READING TEXT:

- - -

Benny and Björn were determined to crack Eurovision. They had submitted the song Ring Ring the previous year but had finished third in the Swedish Eurovision selection process.

It went on to be a Top 5 hit across Europe and a minor one in the UK, reaching Number 32.

The band was always focussed on what would appeal to international markets, hence the infamous glam rock outfits. The song’s original title was actually Honey Pie before the lyrics were transformed into an epic love story referencing a famous 19th Century battle. As you do.

The song Waterloo is a metaphor for a woman’s surrender to a man – and not just any man but one she has been trying to resist.

The lyrics repeat the theme with lines like; “I tried to hold you back, but you were stronger…And now it seems my only chance is giving up the fight.”

Incredibly, in recent years there has been a major objection to the name of the original battle, which would change the way history is taught and could also have changed the fate of ABBA and 1970s pop music. 

The Battle of Waterloo is actually so named because Wellington wrote his account of his victory from his camp at Waterloo. Napoleon never went near the Belgian town. Instead, he was actually defeated three miles away near the villages of Braine-l’Alleud and Plancenoit along the Mont Saint Jean Ridge.

Since then, the popular phrase means that anyone who meets their ‘Waterloo’ suffers a major, life-altering defeat. Replacing that with the two other villages doesn’t have quite the same ring, nor would it scan neatly into a pop song!

So, why would a UK jury not reward a fantastically catchy song that also celebrates one of the greatest British victories in military history?

Bjorn was reminded of the British ‘nul points’ recently and said: “All these years and I thought the Brits were our best friends.”

The 1974 Eurovision was the last to use a bizarre voting system whereby each country had a panel of ten people, each of whom could award one single point to their favourite song of the night and no others.

A country’s vote was the total number of single votes from its panel, not the more logical one to twelve that we use today. So, for example, in 1974, the UK gave one point to Finland, Greece, Ireland, Switzerland and Belgium, plus 2 to Germany and three to Italy.

Nobody gave anything to ABBA, and the overwhelming favourite of the UK jury was actually rather bewilderingly Yugoslavia.

Four members of the UK jury awarded their points to Korni Grupa and their song Generacija 42, which was sung entirely in Serbo croat and came sixth that night with 12 points. ABBA won the night with 24 points. 

Another future superstar appeared that night when Olivia Newton-John performed Long Live Love for the UK, which came joint fourth with 14 points.

As for Waterloo, it went on to become a worldwide smash, topping teh UK and German charts and making the Top 10 in Australia and the US.

Although it sold an impressive 6 million copies, it is not ABBA’s biggest-selling hit, however. Another of the band’s war-themed songs achieved that goal a few years later when !976’s Fernando shifted ten million records.

- - -

TASK INSTRUCTIONS:
1. In the Waterloo article, condense the paragraph beginning "The Battle of Waterloo is actually so named" into a short bulleted list that keeps its main facts.
2. According to the Waterloo article, what was the song's original title?
The data after the Waterloo article isn't needed for this work.

- - -

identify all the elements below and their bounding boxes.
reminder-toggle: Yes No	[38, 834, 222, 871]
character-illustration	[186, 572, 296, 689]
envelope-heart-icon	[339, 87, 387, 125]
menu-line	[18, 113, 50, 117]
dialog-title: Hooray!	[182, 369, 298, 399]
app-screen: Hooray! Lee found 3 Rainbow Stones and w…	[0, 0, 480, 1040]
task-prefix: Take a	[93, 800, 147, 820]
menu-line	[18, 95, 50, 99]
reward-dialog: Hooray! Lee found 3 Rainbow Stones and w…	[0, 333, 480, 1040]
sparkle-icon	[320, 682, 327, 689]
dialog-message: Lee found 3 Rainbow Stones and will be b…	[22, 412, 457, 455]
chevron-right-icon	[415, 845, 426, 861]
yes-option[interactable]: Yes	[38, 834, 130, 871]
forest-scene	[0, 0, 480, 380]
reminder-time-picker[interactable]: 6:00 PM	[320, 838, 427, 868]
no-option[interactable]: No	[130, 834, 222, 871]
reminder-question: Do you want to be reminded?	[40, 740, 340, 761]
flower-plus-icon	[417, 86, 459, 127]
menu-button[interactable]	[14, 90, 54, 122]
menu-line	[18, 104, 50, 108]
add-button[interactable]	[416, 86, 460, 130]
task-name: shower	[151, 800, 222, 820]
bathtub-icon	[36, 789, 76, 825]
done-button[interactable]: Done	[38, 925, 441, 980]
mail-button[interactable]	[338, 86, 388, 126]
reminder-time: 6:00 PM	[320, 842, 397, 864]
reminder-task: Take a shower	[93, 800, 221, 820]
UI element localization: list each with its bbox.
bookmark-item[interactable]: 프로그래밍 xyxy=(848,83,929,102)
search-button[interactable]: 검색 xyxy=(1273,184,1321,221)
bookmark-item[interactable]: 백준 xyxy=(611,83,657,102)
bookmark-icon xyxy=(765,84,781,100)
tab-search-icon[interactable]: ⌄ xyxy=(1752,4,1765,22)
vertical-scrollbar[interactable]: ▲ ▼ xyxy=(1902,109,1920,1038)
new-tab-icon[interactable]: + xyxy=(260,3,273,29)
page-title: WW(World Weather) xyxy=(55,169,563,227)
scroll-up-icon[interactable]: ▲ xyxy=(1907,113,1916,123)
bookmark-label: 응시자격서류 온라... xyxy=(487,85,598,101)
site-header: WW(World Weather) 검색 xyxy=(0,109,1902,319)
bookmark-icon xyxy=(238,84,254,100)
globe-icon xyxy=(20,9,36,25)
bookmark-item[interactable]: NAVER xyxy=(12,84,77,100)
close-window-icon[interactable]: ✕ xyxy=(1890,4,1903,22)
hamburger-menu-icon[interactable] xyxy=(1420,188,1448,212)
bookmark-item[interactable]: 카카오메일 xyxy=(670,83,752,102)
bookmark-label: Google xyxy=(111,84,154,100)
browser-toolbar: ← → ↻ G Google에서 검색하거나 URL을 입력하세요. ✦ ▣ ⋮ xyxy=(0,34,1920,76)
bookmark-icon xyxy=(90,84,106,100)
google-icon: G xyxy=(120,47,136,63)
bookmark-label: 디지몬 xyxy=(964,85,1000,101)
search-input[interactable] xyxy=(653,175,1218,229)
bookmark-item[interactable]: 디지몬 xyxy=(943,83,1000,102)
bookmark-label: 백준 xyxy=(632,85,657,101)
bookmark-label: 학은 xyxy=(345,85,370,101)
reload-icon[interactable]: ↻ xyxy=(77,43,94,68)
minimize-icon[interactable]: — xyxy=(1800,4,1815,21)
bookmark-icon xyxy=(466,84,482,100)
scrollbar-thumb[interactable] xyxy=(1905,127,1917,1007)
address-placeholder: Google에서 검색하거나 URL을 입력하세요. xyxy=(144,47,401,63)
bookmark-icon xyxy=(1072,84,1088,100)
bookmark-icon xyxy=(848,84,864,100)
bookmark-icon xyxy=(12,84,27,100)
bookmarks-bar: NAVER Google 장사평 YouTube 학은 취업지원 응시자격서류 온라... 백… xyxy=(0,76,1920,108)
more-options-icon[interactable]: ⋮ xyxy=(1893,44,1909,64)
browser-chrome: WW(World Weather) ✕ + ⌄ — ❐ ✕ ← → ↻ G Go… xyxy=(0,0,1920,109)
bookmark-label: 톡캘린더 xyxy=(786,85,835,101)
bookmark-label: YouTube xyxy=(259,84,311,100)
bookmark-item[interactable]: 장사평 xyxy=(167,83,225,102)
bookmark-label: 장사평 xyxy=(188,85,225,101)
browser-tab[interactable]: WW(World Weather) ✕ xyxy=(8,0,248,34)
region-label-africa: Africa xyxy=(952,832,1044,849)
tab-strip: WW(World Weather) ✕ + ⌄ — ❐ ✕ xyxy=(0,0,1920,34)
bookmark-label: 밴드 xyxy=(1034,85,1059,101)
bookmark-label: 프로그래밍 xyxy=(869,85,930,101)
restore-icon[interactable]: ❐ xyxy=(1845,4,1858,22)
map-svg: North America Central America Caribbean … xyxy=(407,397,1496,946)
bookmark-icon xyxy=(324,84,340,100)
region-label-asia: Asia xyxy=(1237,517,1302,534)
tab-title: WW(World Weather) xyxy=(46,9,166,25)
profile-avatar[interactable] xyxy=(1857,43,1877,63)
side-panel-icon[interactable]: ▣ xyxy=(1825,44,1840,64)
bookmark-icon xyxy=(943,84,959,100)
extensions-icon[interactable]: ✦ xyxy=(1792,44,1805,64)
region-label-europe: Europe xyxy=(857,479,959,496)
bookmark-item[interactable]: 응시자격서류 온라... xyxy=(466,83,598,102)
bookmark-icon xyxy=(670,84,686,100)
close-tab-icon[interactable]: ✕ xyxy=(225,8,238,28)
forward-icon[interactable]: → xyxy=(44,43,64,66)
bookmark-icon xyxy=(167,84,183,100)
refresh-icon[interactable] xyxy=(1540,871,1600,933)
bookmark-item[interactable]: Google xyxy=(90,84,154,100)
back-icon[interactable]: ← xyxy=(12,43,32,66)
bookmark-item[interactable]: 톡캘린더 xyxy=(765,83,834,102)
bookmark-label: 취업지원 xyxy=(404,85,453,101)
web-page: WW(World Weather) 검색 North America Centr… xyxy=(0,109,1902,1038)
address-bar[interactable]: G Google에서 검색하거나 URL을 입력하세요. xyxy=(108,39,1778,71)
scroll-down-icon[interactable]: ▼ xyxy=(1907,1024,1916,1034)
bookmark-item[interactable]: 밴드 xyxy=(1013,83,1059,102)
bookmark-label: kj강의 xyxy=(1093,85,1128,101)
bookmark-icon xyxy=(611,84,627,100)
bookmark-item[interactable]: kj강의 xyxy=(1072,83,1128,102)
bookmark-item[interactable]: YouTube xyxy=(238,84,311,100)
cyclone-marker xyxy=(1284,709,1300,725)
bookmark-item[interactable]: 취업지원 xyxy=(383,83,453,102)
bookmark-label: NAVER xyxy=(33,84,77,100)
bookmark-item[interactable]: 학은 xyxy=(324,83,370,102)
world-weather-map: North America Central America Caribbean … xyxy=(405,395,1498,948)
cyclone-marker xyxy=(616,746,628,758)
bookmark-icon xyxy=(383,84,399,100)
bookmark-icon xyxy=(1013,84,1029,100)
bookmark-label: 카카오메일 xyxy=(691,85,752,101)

- - -

OUTPUTS FOR THE TASKS:
1.
- The battle takes its name from Waterloo because Wellington wrote his account of the victory from his camp there.
- Napoleon never went near that Belgian town.
- He was defeated three miles away, near the villages of Braine-l'Alleud and Plancenoit along the Mont Saint Jean Ridge.

2. Honey Pie